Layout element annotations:
|---|

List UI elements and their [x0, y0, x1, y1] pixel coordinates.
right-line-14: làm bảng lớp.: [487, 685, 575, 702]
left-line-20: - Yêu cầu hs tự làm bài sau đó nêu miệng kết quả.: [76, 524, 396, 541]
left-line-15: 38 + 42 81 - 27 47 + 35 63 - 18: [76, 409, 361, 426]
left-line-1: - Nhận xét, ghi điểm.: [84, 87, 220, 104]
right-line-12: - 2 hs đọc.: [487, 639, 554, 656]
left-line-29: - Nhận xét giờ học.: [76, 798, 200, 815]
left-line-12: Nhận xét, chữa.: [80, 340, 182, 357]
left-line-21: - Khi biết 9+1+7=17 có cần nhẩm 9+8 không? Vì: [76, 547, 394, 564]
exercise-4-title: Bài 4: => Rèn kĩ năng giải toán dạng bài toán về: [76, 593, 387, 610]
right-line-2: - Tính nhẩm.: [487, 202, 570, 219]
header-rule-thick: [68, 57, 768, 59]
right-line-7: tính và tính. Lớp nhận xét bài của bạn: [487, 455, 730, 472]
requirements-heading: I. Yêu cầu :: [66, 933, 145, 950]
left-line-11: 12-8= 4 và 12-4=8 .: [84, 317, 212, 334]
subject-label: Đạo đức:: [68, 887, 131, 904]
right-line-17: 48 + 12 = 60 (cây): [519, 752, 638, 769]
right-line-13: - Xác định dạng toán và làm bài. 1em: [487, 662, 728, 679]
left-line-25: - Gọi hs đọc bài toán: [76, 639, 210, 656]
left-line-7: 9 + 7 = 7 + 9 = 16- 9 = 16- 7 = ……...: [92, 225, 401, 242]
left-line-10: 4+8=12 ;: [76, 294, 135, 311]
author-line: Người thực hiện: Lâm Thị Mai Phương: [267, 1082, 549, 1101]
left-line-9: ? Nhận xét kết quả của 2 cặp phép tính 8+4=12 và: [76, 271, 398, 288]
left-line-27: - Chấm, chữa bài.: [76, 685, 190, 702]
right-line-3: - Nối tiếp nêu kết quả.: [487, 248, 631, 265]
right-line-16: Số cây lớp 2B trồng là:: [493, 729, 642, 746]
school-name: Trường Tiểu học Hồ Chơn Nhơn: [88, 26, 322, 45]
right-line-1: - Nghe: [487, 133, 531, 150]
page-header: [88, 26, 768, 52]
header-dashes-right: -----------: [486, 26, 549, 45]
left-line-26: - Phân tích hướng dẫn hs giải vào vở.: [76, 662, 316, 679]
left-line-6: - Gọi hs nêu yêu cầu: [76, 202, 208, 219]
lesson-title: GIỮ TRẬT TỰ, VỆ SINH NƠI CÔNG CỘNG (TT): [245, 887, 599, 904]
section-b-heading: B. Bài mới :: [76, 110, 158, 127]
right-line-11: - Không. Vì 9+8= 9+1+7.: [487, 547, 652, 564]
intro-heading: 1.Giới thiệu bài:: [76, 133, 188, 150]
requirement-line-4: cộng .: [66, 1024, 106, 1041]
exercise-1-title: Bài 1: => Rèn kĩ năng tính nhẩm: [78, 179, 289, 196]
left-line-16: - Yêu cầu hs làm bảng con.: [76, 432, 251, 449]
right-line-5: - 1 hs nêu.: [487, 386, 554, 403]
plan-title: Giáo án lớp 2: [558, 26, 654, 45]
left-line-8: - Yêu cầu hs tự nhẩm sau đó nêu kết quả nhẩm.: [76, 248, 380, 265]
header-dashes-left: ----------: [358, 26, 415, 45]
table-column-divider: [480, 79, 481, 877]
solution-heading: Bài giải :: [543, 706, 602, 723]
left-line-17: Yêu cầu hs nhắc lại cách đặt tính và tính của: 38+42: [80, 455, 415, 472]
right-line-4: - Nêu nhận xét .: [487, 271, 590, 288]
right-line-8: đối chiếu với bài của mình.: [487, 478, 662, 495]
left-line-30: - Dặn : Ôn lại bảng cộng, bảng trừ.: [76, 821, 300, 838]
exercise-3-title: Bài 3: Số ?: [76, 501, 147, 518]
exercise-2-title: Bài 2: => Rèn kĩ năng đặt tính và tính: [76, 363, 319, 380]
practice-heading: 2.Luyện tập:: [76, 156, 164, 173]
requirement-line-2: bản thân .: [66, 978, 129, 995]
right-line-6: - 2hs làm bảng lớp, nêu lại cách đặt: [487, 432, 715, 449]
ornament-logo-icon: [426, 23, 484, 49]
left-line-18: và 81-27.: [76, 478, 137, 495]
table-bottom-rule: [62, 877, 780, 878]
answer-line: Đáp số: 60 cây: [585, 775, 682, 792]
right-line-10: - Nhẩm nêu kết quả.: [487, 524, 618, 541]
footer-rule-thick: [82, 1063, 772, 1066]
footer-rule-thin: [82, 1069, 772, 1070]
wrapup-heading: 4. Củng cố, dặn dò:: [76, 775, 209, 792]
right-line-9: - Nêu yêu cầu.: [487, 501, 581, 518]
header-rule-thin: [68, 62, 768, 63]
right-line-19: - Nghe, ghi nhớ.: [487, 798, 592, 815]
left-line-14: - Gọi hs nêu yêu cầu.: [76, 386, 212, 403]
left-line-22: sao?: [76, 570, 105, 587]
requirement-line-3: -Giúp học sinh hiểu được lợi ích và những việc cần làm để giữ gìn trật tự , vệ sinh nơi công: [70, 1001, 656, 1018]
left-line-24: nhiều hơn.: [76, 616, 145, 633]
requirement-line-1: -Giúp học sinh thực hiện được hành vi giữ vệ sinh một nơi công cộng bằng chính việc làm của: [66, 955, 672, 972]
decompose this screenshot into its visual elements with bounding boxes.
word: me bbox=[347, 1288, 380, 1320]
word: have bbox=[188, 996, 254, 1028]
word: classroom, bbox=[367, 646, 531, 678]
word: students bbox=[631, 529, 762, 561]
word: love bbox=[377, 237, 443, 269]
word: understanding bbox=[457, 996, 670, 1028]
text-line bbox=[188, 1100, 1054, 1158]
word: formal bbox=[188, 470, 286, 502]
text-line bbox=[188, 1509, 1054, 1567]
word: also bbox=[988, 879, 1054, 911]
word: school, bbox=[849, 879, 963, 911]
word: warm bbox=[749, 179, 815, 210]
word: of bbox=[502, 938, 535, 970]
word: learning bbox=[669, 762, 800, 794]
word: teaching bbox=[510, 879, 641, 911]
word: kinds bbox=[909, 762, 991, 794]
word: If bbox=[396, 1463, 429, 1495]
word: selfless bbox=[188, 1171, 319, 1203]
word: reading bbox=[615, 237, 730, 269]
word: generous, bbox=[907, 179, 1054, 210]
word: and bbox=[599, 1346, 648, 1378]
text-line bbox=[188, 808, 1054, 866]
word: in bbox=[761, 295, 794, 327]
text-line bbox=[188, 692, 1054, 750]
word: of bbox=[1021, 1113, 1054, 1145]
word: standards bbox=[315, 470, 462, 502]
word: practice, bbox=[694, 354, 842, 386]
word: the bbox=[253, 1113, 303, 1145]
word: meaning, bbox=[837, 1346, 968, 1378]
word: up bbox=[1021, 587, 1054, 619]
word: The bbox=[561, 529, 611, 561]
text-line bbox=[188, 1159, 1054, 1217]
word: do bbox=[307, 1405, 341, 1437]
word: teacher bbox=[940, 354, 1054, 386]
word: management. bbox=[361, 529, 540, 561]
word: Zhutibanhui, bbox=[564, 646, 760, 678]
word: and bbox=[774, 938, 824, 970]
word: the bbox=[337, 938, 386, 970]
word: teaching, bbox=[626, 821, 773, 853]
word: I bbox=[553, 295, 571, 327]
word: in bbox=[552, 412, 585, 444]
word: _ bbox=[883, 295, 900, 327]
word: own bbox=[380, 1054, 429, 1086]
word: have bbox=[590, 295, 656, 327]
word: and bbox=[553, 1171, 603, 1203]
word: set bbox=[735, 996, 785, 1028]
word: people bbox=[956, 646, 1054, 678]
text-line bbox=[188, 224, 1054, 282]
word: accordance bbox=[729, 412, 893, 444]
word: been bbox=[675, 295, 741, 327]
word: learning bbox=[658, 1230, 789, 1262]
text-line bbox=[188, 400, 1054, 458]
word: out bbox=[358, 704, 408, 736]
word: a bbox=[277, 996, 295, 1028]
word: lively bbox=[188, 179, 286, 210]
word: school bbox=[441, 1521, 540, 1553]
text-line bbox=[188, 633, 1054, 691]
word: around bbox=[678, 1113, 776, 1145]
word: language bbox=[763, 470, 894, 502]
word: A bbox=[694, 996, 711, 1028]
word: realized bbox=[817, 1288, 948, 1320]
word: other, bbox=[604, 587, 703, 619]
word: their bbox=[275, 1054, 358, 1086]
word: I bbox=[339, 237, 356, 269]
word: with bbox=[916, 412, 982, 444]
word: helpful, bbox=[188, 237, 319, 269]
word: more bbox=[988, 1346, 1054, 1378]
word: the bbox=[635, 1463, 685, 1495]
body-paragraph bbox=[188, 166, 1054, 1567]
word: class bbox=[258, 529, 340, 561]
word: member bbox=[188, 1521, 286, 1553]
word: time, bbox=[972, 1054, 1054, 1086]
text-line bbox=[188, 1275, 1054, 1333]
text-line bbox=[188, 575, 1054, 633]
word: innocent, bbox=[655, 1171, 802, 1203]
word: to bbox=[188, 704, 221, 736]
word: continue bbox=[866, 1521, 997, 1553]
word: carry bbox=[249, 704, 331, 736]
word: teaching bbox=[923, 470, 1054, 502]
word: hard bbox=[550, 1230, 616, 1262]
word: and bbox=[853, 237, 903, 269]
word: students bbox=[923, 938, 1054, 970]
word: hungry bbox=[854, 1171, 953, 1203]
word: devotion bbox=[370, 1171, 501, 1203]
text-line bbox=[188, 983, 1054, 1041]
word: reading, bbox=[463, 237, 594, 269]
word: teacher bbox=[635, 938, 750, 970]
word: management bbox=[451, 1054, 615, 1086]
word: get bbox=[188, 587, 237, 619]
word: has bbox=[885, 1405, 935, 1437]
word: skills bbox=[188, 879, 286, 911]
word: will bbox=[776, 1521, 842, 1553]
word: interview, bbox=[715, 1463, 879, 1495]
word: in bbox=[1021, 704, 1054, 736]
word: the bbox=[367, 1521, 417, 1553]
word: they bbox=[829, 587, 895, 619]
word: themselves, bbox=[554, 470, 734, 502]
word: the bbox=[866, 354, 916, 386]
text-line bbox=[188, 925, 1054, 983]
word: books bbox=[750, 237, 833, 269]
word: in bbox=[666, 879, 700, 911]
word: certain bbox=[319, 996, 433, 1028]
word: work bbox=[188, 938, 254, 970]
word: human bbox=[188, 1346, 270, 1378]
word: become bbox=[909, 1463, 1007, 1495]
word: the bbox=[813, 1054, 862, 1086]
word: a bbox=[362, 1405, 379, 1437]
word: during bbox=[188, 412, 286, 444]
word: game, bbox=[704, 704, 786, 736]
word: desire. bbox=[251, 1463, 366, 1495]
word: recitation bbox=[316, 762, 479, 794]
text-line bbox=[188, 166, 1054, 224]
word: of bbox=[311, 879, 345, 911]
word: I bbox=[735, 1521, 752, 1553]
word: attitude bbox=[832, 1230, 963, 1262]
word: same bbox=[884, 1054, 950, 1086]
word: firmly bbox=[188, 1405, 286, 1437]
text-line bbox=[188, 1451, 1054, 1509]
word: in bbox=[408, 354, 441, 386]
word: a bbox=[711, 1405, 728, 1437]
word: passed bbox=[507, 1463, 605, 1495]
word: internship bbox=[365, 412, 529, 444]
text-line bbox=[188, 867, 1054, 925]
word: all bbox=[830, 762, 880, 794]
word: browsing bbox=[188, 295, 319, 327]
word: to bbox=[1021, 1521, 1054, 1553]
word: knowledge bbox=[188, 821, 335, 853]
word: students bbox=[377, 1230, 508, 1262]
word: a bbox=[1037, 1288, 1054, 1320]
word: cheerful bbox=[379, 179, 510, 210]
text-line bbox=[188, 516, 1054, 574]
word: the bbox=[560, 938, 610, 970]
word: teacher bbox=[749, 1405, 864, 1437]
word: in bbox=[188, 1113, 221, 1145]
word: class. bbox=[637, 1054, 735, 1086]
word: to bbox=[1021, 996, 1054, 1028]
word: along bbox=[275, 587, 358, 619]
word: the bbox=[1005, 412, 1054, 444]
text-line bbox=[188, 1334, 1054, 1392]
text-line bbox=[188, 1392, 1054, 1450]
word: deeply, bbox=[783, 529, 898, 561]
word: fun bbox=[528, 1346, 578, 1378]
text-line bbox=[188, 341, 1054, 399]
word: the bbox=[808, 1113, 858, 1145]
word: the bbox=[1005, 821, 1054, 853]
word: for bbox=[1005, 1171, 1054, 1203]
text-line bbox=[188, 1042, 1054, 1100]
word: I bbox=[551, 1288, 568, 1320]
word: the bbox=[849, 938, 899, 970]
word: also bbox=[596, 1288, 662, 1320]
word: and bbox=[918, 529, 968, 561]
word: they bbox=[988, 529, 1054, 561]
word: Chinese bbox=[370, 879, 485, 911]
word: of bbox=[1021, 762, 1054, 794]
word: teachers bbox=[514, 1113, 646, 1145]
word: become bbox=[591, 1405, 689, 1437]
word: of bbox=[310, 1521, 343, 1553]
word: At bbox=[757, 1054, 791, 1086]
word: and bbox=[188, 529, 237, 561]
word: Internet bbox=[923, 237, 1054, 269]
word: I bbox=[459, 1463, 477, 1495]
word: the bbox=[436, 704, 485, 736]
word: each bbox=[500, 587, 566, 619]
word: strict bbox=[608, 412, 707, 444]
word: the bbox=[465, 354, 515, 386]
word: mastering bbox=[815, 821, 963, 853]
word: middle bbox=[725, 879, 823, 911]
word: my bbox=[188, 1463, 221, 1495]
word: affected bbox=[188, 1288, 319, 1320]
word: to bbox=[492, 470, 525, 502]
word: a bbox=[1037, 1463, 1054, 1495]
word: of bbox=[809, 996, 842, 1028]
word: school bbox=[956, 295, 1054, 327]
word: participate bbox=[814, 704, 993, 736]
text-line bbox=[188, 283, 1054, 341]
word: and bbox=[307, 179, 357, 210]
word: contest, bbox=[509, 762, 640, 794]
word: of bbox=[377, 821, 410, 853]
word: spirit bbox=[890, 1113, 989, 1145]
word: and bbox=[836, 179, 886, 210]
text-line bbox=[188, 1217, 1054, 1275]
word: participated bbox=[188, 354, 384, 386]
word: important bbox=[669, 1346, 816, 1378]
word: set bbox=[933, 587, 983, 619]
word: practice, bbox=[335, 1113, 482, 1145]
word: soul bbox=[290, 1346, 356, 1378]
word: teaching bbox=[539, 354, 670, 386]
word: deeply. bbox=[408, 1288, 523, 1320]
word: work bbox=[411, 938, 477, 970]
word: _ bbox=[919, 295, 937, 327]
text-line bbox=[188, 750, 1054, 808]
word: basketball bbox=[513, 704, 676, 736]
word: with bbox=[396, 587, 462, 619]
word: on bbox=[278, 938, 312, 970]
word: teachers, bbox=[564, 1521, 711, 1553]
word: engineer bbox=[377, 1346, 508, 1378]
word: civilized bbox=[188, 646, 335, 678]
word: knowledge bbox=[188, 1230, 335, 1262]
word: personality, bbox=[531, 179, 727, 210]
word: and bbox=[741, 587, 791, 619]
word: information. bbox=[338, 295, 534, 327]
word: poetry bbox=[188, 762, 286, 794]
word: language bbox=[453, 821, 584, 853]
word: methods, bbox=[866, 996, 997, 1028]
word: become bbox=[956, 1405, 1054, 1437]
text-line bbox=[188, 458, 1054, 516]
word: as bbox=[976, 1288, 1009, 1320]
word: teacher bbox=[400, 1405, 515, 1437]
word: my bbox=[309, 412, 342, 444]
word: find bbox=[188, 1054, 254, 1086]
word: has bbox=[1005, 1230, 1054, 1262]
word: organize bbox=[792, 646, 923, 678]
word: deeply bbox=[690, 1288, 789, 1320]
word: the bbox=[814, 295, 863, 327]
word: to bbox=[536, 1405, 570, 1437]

|---|

> _Aim_
Extract each line of the records above that contains the string "thin". Matching is case-sensitive.

> _Solution for this exercise_
footer-rule-thin: [82, 1069, 772, 1070]
header-rule-thin: [68, 62, 768, 63]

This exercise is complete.